> _What to do_
Leave out the pictures and copy everything else below exactly.

> _Dataset_
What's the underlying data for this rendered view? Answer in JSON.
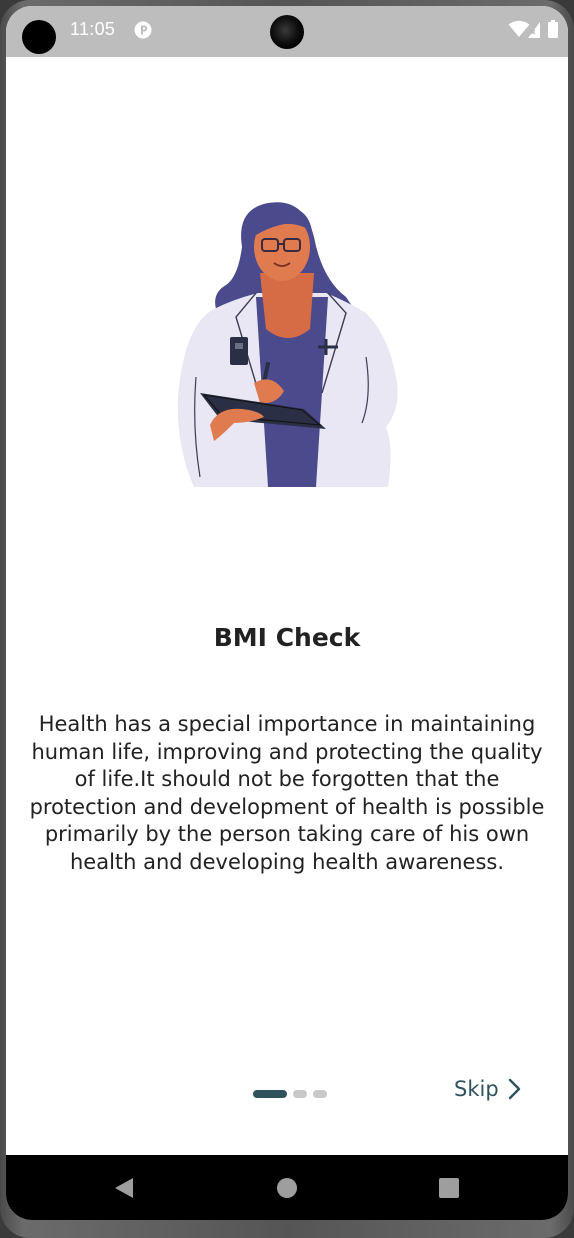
{
  "status_bar": {
    "time": "11:05",
    "icons": [
      "camera-icon",
      "app-notification-icon",
      "wifi-icon",
      "cell-signal-icon",
      "battery-icon"
    ]
  },
  "onboarding": {
    "illustration": "doctor-with-clipboard-illustration",
    "title": "BMI Check",
    "description": "Health has a special importance in maintaining human life, improving and protecting the quality of life.It should not be forgotten that the protection and development of health is possible primarily by the person taking care of his own health and developing health awareness.",
    "page_indicator": {
      "current_page": 1,
      "total_pages": 3
    },
    "skip_label": "Skip"
  },
  "navigation_bar": {
    "buttons": [
      "back-icon",
      "home-icon",
      "recents-icon"
    ]
  },
  "colors": {
    "accent": "#2e535d",
    "inactive_dot": "#c8c8c8",
    "status_bar_bg": "#bdbdbd",
    "nav_bar_bg": "#000000",
    "illustration_hair": "#4b4a8c",
    "illustration_skin": "#e07b4f",
    "illustration_coat": "#e8e7f3"
  }
}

> _Solution to the exercise_
What's the underlying data for this rendered view? Answer in JSON.
{
  "status_bar": {
    "time": "11:05",
    "icons": [
      "camera-icon",
      "app-notification-icon",
      "wifi-icon",
      "cell-signal-icon",
      "battery-icon"
    ]
  },
  "onboarding": {
    "illustration": "doctor-with-clipboard-illustration",
    "title": "BMI Check",
    "description": "Health has a special importance in maintaining human life, improving and protecting the quality of life.It should not be forgotten that the protection and development of health is possible primarily by the person taking care of his own health and developing health awareness.",
    "page_indicator": {
      "current_page": 1,
      "total_pages": 3
    },
    "skip_label": "Skip"
  },
  "navigation_bar": {
    "buttons": [
      "back-icon",
      "home-icon",
      "recents-icon"
    ]
  },
  "colors": {
    "accent": "#2e535d",
    "inactive_dot": "#c8c8c8",
    "status_bar_bg": "#bdbdbd",
    "nav_bar_bg": "#000000",
    "illustration_hair": "#4b4a8c",
    "illustration_skin": "#e07b4f",
    "illustration_coat": "#e8e7f3"
  }
}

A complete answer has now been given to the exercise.